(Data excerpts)
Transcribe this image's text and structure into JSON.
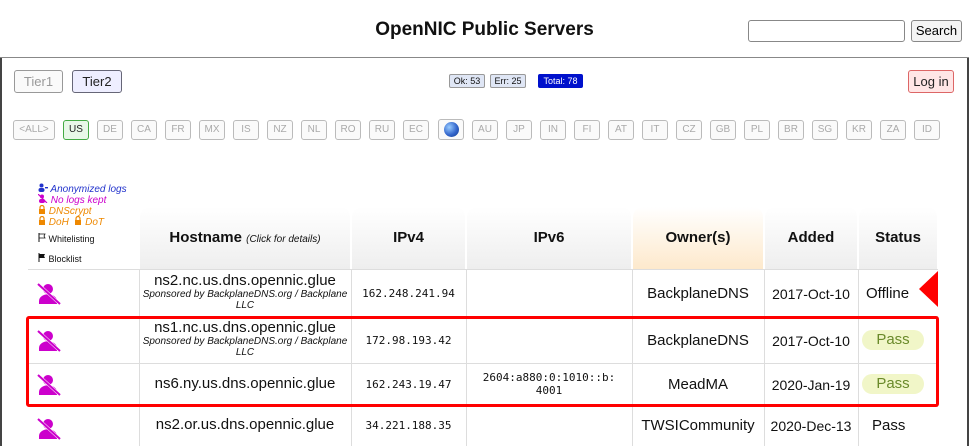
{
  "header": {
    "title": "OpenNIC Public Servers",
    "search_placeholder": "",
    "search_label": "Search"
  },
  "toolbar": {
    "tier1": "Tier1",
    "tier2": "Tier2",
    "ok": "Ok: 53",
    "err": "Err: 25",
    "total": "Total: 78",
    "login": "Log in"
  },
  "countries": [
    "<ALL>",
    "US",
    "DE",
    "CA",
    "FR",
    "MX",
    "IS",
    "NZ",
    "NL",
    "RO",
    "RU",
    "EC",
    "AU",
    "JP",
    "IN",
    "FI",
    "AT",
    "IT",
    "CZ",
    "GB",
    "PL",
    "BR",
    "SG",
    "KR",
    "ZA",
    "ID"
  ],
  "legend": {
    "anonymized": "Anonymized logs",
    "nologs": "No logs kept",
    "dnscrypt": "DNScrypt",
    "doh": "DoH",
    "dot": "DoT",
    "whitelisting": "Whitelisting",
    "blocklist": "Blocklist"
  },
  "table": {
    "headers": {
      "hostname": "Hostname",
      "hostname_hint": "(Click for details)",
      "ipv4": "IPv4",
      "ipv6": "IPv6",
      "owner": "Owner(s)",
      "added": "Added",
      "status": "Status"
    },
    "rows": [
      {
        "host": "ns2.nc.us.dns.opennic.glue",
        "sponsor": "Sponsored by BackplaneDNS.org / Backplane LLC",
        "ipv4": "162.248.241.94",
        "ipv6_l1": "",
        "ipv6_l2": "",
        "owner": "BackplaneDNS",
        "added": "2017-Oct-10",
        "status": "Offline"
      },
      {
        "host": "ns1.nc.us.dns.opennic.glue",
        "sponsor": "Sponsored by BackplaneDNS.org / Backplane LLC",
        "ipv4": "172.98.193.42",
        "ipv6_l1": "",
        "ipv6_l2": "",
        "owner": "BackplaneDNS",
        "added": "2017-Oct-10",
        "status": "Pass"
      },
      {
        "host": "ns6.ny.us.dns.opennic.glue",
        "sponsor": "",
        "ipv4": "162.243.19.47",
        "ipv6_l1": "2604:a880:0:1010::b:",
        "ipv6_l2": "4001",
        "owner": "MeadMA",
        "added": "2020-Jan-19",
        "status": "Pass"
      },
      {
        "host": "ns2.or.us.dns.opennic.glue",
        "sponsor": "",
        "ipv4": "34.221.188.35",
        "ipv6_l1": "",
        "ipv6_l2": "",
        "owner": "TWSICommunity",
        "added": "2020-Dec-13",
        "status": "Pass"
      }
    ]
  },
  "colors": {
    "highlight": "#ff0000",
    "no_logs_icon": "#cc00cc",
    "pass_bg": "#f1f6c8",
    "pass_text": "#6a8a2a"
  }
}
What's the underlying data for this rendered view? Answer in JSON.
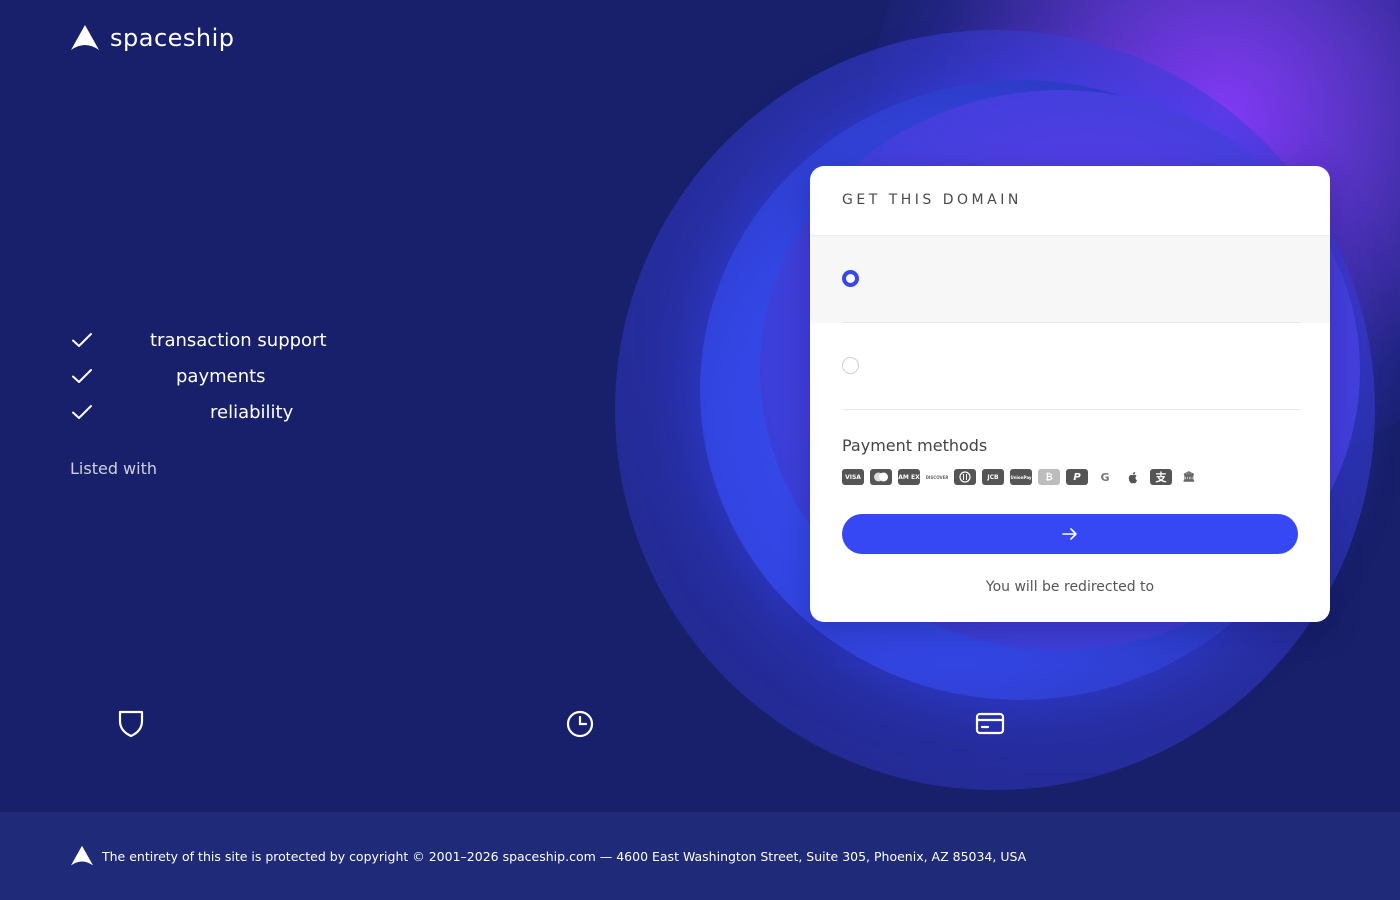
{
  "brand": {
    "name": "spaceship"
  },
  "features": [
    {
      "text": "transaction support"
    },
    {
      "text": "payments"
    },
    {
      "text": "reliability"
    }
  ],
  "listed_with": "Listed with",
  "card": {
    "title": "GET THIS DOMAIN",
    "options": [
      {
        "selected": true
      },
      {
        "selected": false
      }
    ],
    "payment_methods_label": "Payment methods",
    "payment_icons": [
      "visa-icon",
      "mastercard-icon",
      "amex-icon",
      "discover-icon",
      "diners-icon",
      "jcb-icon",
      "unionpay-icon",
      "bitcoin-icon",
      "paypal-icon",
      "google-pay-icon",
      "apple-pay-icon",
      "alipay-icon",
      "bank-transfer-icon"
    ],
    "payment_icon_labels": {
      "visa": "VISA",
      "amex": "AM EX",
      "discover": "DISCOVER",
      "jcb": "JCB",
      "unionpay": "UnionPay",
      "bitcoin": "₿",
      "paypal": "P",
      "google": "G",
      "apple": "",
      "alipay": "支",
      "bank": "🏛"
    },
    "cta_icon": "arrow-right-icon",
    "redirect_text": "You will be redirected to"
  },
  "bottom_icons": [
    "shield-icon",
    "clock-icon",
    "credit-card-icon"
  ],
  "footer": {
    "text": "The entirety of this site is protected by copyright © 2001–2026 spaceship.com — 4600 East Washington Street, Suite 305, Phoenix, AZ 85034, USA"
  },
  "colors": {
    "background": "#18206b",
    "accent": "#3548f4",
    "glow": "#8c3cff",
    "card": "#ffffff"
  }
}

# WRITTEN PROBLEM
Write out each line of the data that holds the string "JSON".

# FULL SOLUTION
Transcribe this image's text and structure into JSON.
What's the underlying data for this rendered view? Answer in JSON.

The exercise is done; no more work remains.